SAN ANTONIO – In their first match, a controversial decision victory for Julio Cesar Chavez Jr. in California five months ago, the “Son of the Mexican Legend” and Bryan Vera were a study in contrasts. Chavez, unserious about making weight beforehand and lethargic through all 10 rounds, relied on potshotting Vera – while the Texan achieved a career high in seriousness, effectiveness and activity.

Aficionados worried what might transpire if a motivated Chavez showed up at the Alamodome on March 1.  Friday found Chavez both motivated and on-weight, coming in a 167½ pounds, a half-pound below the contracted weight for the rematch, with Vera weighing the same. What transpired Saturday was not troubling as feared, but it was lopsided nevertheless, with Chavez winning a brutal unanimous decision by scores of 117-110, 117-110 and 114-113.

THE RING’s scorecard concurred, marking 117-111 for the Mexican.



“The real difference in this fight was that I was on weight,” he said.

Chavez began the fight circling, jabbing and looking uncharacteristically spry. He also established quite early on the one thing he did effectively in their first match: a left-hook lead thrown repeatedly over Vera’s lazy guard, one that snapped the Texan’s head leftwards.

“We wanted a slugfest, and we got a slugfest,” said Vera’s trainer, Ronnie Shields. “That was exactly the kind of fight we wanted.”

- DATA ENTRIES -

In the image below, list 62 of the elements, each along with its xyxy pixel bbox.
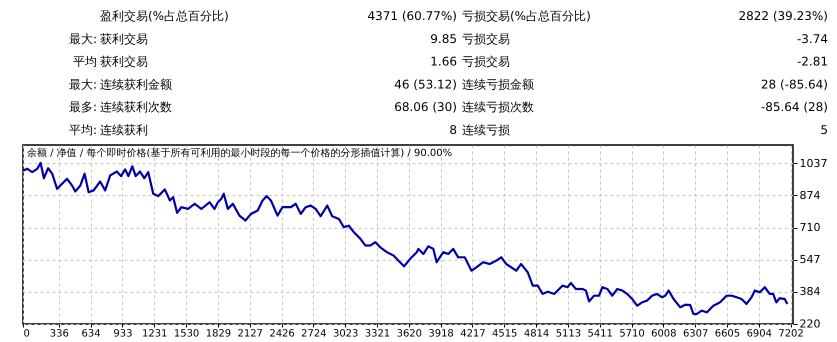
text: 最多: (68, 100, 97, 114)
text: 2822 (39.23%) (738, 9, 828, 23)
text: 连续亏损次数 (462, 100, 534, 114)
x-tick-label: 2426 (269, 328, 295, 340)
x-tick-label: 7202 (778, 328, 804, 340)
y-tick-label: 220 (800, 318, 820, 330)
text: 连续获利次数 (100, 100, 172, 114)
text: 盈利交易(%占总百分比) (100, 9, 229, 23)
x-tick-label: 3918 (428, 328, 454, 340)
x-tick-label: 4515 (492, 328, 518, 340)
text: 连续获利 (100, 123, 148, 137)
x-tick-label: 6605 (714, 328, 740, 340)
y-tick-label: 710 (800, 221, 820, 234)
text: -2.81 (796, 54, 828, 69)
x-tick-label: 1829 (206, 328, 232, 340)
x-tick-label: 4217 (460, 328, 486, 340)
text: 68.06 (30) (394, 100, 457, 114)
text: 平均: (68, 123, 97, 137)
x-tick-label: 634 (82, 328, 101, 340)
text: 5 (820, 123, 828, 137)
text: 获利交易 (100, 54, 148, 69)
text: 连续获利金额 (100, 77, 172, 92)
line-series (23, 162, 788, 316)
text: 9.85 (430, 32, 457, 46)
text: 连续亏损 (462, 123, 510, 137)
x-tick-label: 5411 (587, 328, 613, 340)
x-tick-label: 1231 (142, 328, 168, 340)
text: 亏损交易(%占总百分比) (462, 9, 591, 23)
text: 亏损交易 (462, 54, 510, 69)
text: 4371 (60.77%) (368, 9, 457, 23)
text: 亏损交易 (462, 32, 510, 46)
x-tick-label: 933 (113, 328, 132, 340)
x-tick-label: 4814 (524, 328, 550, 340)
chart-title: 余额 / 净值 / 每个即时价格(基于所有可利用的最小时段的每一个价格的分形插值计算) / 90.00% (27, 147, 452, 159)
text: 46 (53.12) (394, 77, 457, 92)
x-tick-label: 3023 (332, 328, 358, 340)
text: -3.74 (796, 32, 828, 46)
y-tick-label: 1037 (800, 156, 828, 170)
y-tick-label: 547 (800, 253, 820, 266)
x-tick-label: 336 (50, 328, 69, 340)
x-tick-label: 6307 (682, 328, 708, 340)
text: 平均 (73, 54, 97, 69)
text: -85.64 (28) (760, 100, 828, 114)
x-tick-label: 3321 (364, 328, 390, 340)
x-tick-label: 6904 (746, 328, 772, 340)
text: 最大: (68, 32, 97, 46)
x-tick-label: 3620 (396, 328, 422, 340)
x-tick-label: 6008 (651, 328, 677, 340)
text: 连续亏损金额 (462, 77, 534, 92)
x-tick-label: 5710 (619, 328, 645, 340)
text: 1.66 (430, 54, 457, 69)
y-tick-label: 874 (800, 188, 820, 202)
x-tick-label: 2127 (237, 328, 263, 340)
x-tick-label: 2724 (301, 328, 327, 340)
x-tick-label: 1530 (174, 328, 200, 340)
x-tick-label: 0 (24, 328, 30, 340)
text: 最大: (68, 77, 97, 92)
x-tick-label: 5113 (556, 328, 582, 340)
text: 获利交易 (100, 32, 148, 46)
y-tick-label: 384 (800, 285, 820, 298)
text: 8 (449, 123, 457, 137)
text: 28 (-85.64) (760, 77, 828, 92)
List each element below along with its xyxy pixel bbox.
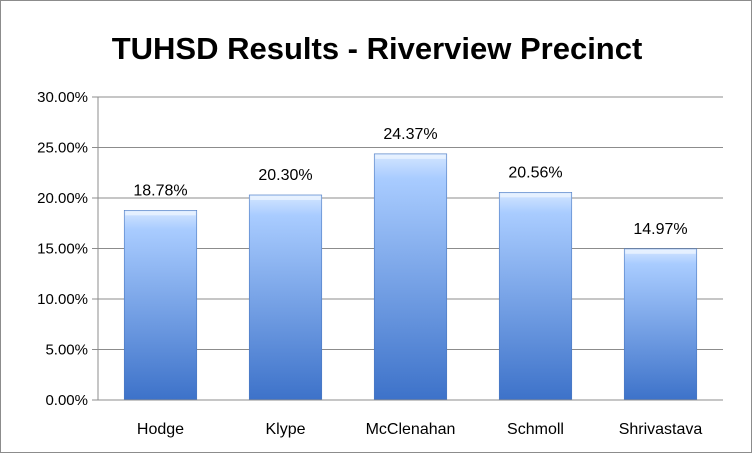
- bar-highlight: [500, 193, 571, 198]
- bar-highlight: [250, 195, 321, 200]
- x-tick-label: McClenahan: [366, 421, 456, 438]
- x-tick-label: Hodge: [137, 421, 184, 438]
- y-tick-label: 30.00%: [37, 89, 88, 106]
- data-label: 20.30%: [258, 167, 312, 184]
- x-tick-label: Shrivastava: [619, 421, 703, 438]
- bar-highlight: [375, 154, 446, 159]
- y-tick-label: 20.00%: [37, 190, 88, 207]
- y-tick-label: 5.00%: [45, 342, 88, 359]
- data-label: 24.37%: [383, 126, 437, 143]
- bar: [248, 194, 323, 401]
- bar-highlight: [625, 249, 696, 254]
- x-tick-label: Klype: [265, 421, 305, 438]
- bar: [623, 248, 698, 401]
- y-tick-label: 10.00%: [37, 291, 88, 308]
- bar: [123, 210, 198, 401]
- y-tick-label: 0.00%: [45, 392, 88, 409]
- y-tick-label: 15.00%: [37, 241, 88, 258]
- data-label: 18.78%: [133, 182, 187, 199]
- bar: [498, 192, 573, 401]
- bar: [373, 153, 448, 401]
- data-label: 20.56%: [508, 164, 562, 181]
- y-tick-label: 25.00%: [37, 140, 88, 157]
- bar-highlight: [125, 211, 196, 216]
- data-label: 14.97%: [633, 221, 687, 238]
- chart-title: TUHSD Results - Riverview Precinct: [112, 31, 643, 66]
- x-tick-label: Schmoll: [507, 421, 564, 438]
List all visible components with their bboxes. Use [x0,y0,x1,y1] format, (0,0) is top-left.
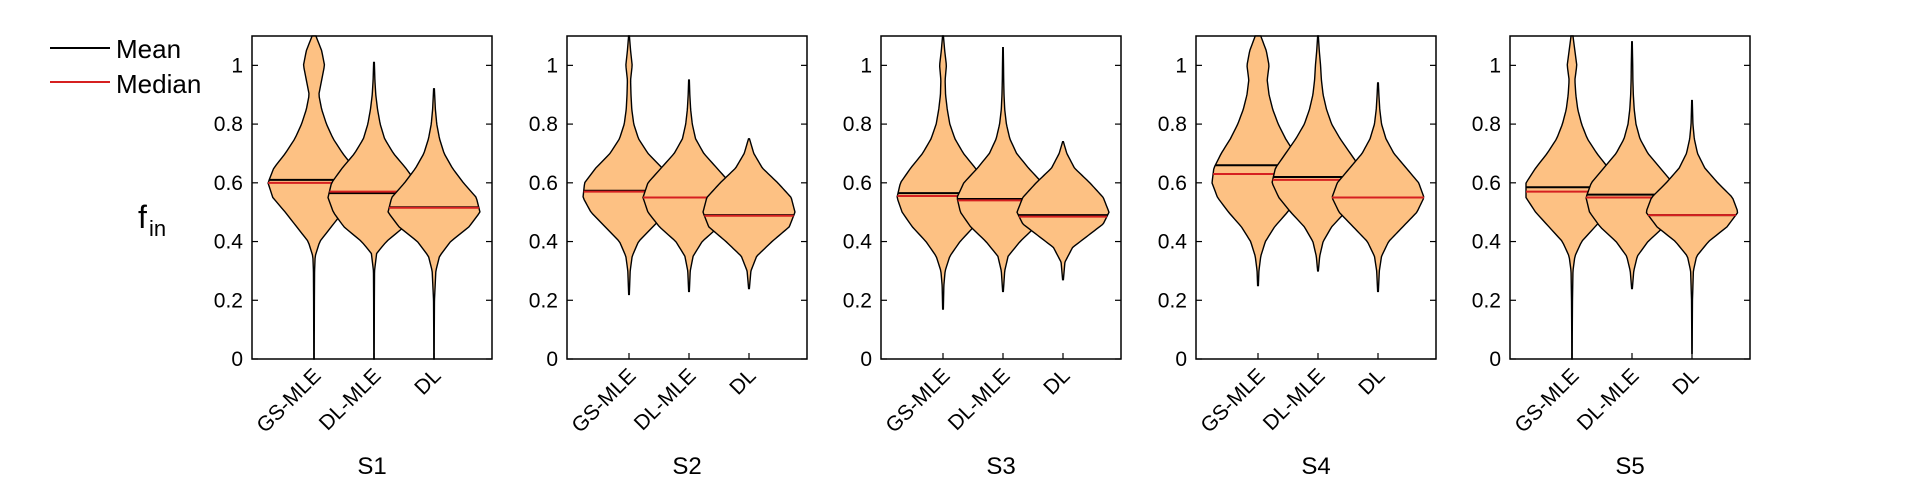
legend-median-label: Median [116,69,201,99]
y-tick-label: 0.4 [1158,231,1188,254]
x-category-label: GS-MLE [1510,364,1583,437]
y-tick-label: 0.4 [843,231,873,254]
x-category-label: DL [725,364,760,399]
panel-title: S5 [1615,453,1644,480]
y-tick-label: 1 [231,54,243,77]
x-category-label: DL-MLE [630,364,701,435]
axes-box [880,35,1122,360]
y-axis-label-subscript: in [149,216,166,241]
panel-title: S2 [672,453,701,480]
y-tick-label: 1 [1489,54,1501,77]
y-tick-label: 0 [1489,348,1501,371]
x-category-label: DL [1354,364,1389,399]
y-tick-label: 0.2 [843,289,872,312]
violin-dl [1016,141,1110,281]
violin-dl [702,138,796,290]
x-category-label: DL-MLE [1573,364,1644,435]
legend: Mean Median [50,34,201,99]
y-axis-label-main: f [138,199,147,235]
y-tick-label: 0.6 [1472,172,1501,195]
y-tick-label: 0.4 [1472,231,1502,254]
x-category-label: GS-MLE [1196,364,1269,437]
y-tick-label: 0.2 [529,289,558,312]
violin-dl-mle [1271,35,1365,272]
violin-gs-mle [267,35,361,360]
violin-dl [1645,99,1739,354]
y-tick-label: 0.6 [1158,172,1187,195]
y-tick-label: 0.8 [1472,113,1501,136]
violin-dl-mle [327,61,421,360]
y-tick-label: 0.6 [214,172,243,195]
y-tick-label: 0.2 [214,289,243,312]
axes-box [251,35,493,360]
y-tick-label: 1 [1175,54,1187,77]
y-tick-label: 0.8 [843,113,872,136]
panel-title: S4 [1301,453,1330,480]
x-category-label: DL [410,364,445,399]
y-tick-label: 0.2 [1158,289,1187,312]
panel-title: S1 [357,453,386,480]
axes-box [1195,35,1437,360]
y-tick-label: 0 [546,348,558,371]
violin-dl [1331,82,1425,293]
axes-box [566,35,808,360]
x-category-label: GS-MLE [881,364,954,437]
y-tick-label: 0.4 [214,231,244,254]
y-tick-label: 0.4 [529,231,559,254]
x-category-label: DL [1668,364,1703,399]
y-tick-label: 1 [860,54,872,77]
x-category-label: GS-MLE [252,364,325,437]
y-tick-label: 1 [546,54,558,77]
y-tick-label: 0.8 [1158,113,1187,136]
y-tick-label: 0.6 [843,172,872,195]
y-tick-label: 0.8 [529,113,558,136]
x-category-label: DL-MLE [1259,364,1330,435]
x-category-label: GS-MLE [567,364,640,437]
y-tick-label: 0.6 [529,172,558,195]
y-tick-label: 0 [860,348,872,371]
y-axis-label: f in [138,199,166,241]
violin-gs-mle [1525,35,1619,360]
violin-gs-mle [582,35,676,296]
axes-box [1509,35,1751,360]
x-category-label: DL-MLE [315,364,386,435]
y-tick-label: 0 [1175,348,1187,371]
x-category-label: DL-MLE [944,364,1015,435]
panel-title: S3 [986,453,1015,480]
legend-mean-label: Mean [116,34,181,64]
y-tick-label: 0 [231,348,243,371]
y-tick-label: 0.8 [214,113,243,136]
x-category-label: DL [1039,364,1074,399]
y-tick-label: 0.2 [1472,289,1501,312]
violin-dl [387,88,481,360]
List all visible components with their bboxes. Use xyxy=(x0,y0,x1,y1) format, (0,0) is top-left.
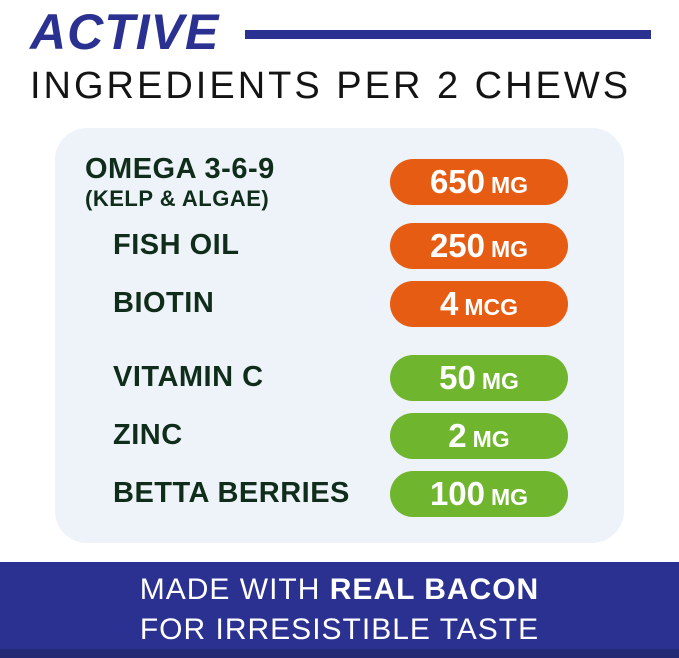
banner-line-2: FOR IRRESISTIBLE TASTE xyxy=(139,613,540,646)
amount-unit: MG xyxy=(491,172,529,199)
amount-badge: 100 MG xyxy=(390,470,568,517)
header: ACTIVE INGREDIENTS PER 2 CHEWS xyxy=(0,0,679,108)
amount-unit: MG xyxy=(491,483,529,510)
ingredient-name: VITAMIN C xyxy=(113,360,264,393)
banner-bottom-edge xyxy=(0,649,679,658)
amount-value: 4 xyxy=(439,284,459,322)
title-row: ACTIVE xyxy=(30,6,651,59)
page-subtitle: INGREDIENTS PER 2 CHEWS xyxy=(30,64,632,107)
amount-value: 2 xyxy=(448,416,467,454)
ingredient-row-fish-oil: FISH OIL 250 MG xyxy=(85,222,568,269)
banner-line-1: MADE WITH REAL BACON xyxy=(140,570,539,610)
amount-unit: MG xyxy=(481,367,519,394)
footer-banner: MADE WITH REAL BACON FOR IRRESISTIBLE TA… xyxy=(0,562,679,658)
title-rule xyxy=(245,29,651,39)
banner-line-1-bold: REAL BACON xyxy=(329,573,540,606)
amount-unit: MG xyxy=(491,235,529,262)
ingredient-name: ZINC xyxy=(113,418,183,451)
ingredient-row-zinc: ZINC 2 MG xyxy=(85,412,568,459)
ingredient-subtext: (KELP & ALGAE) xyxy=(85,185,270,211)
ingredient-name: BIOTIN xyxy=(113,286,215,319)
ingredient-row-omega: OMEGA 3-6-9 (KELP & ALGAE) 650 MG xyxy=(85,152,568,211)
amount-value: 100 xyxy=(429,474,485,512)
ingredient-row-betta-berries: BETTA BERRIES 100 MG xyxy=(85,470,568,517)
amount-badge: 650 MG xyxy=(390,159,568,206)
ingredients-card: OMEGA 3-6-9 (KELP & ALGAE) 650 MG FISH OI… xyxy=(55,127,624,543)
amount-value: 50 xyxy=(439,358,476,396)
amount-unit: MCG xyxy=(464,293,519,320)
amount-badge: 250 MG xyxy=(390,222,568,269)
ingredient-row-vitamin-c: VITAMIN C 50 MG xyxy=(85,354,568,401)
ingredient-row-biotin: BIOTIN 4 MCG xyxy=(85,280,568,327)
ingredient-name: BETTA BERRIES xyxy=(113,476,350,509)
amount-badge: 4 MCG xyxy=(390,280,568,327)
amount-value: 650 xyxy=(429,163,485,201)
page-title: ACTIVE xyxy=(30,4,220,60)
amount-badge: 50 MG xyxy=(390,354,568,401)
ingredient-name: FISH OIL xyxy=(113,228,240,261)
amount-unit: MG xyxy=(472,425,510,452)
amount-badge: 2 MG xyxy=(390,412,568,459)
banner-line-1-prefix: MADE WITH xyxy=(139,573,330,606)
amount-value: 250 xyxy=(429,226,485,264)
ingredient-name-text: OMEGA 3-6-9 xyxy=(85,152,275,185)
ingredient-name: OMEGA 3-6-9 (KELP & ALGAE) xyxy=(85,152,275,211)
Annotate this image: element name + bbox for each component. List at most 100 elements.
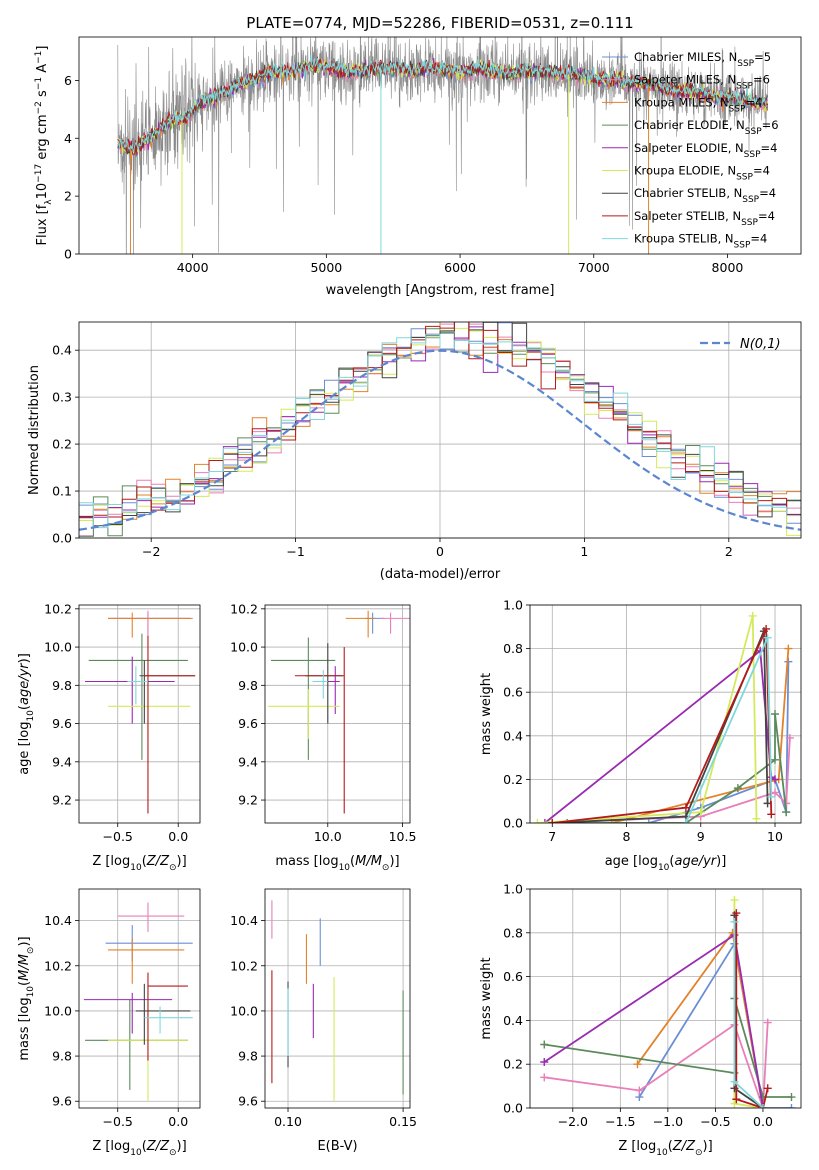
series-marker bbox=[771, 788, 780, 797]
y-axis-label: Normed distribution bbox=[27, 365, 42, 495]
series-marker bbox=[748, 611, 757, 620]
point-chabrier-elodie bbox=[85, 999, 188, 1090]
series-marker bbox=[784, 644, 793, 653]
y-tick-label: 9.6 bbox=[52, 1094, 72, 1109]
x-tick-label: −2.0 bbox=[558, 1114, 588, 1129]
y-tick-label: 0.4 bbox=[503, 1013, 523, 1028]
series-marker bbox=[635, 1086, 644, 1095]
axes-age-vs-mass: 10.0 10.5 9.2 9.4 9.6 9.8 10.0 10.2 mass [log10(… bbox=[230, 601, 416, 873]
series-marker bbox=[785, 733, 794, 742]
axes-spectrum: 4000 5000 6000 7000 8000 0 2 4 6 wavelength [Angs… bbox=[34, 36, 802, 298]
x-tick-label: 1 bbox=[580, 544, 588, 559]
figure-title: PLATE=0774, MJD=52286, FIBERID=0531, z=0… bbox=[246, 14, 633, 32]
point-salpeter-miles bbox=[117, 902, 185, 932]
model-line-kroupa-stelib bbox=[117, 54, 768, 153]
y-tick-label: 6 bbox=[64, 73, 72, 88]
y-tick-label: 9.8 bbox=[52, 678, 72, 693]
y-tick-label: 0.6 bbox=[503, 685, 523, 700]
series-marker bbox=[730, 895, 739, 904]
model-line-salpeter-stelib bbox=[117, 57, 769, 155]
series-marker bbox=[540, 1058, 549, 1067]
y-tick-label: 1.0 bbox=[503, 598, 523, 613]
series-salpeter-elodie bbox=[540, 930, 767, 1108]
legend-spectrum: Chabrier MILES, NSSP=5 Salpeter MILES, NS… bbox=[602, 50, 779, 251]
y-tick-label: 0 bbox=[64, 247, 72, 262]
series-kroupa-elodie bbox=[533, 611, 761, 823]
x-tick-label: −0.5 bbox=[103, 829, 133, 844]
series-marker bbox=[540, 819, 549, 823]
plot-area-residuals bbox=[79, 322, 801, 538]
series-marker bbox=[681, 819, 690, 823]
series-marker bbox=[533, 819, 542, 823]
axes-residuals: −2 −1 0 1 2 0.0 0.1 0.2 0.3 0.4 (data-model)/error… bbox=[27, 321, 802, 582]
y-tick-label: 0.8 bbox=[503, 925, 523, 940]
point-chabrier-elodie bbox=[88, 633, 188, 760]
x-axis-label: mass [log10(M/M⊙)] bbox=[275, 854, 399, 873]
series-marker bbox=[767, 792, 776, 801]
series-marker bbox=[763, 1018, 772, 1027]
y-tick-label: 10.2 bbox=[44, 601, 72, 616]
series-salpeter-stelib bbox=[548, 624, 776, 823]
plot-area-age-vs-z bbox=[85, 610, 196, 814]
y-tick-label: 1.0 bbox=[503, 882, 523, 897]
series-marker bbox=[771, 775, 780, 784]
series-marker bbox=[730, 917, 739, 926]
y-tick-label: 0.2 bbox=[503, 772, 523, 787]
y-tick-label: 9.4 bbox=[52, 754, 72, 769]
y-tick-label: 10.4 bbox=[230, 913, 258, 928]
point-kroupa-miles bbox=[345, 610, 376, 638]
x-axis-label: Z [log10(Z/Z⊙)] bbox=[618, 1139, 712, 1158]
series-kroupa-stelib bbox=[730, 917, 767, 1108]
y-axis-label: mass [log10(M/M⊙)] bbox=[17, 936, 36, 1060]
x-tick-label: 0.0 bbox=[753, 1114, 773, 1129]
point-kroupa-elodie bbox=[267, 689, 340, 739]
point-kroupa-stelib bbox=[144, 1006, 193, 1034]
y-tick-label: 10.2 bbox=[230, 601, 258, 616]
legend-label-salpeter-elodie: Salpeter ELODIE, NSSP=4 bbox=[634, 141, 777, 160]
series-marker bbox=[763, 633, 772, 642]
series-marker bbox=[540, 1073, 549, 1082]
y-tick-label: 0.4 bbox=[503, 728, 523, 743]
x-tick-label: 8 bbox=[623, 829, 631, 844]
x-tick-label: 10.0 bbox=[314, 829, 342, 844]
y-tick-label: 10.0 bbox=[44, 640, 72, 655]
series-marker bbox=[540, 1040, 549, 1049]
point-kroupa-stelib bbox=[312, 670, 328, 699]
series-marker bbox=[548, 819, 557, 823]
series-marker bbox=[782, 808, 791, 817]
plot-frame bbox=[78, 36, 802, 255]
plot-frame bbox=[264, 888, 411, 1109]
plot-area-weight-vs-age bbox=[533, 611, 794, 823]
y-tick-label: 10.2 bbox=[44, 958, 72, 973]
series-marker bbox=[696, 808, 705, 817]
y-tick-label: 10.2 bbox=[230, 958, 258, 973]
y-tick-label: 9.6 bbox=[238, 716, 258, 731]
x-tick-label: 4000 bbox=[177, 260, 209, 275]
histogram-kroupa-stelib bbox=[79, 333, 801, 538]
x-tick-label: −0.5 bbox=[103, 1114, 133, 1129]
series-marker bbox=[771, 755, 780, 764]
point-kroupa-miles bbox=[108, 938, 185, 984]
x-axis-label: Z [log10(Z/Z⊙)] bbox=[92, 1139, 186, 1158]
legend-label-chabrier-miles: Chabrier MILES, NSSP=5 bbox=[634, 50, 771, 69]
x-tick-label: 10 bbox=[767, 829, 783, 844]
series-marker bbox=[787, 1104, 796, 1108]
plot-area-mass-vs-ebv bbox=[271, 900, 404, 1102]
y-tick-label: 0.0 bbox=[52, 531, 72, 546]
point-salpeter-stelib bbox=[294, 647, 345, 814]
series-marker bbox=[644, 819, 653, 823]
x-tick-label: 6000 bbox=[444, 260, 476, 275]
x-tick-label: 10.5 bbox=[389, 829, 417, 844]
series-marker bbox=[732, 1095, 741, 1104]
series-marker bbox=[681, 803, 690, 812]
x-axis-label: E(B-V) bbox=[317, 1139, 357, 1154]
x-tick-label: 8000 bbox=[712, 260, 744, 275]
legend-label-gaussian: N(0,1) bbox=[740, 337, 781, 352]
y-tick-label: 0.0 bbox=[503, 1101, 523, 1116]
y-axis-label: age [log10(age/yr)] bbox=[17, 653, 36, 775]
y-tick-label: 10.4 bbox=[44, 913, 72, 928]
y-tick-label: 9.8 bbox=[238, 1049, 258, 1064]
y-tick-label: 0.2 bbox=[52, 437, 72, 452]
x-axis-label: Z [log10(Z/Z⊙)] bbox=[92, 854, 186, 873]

- THINGS TO DO -
[a] Please reproduce everything from "SAN ANTONIO –" down to "117-110 and 114-113." in the boxing report, substituting "arena" for "Alamodome".
[b] According to the boxing report, what did Chavez weigh in at on Friday?
The records are separate material, unrelated to the boxing report.

- EXPECTED OUTPUTS -
[a]
SAN ANTONIO – In their first match, a controversial decision victory for Julio Cesar Chavez Jr. in California five months ago, the “Son of the Mexican Legend” and Bryan Vera were a study in contrasts. Chavez, unserious about making weight beforehand and lethargic through all 10 rounds, relied on potshotting Vera – while the Texan achieved a career high in seriousness, effectiveness and activity.

Aficionados worried what might transpire if a motivated Chavez showed up at the arena on March 1.  Friday found Chavez both motivated and on-weight, coming in a 167½ pounds, a half-pound below the contracted weight for the rematch, with Vera weighing the same. What transpired Saturday was not troubling as feared, but it was lopsided nevertheless, with Chavez winning a brutal unanimous decision by scores of 117-110, 117-110 and 114-113.

[b] 167½ pounds